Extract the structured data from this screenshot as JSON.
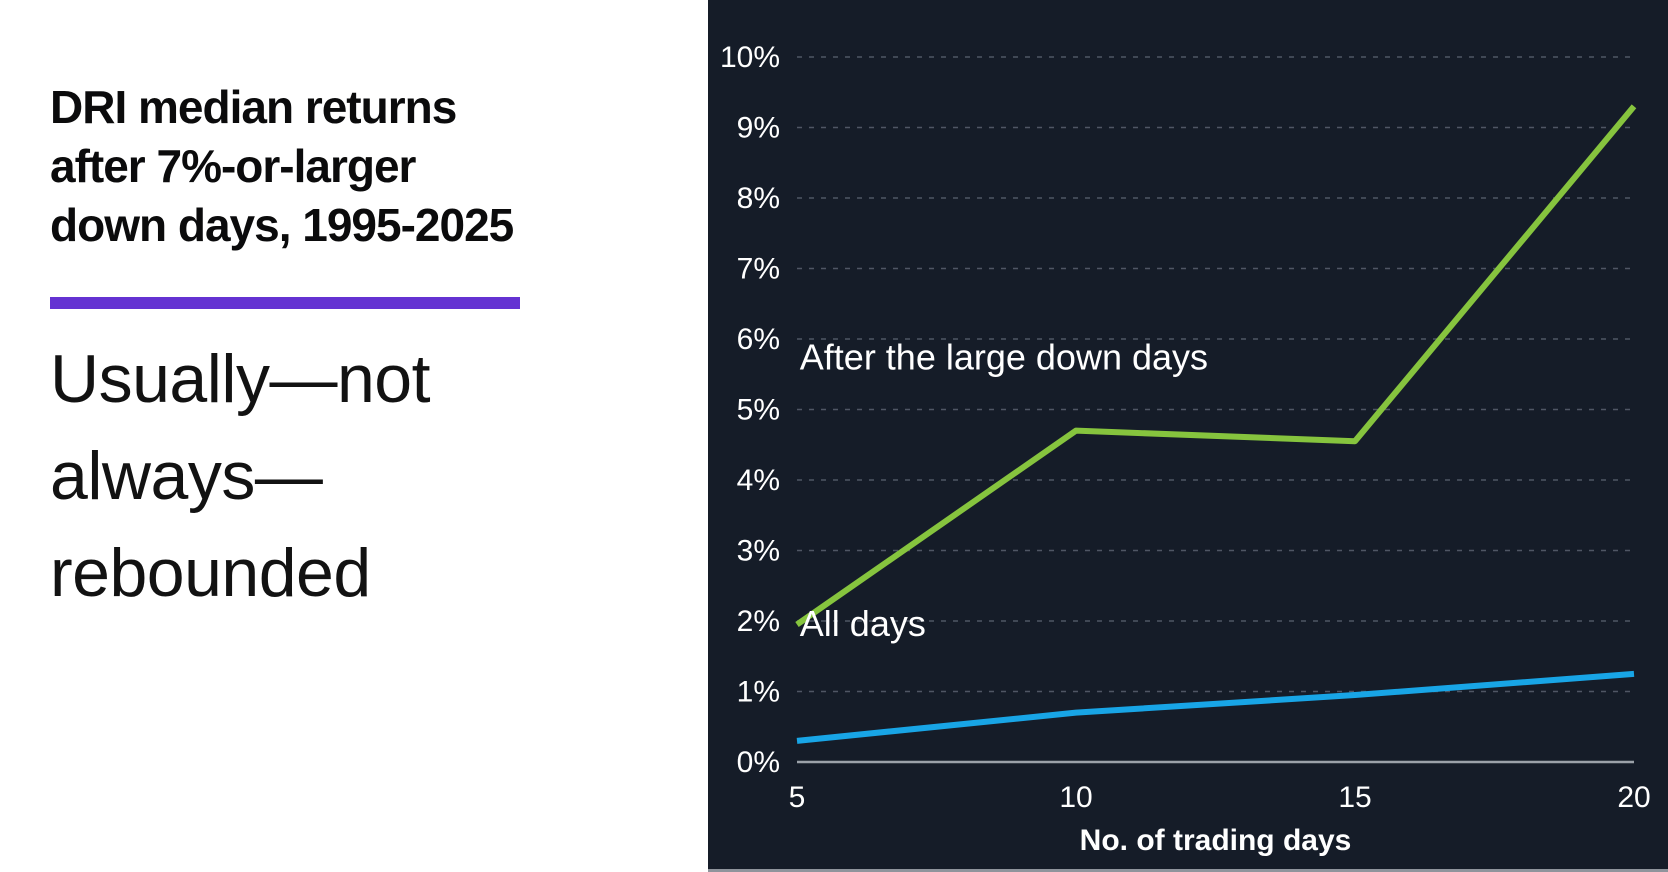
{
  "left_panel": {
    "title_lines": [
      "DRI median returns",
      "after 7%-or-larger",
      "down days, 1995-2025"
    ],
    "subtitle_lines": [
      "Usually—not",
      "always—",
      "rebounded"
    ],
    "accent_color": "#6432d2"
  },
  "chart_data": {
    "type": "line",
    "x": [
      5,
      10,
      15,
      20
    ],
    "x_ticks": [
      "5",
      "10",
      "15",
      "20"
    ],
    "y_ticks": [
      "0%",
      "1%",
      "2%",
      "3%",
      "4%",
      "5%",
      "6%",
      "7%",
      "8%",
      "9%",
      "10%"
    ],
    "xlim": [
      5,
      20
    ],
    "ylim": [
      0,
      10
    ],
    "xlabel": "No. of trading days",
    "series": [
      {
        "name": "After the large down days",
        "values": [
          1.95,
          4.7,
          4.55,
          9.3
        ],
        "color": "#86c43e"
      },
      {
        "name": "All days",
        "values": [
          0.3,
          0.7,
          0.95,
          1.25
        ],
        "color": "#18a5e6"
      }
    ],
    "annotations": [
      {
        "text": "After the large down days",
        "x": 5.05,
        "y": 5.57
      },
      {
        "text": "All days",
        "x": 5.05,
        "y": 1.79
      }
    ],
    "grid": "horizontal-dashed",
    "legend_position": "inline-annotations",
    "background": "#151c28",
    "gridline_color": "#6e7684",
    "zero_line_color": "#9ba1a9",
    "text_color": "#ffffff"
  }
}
+ + + + +
■ **Task**
Write out each entry exactly as given, but skip the pictures.

■ **Result**
Extract the structured data from this screenshot as JSON.
{
  "left_panel": {
    "title_lines": [
      "DRI median returns",
      "after 7%-or-larger",
      "down days, 1995-2025"
    ],
    "subtitle_lines": [
      "Usually—not",
      "always—",
      "rebounded"
    ],
    "accent_color": "#6432d2"
  },
  "chart_data": {
    "type": "line",
    "x": [
      5,
      10,
      15,
      20
    ],
    "x_ticks": [
      "5",
      "10",
      "15",
      "20"
    ],
    "y_ticks": [
      "0%",
      "1%",
      "2%",
      "3%",
      "4%",
      "5%",
      "6%",
      "7%",
      "8%",
      "9%",
      "10%"
    ],
    "xlim": [
      5,
      20
    ],
    "ylim": [
      0,
      10
    ],
    "xlabel": "No. of trading days",
    "series": [
      {
        "name": "After the large down days",
        "values": [
          1.95,
          4.7,
          4.55,
          9.3
        ],
        "color": "#86c43e"
      },
      {
        "name": "All days",
        "values": [
          0.3,
          0.7,
          0.95,
          1.25
        ],
        "color": "#18a5e6"
      }
    ],
    "annotations": [
      {
        "text": "After the large down days",
        "x": 5.05,
        "y": 5.57
      },
      {
        "text": "All days",
        "x": 5.05,
        "y": 1.79
      }
    ],
    "grid": "horizontal-dashed",
    "legend_position": "inline-annotations",
    "background": "#151c28",
    "gridline_color": "#6e7684",
    "zero_line_color": "#9ba1a9",
    "text_color": "#ffffff"
  }
}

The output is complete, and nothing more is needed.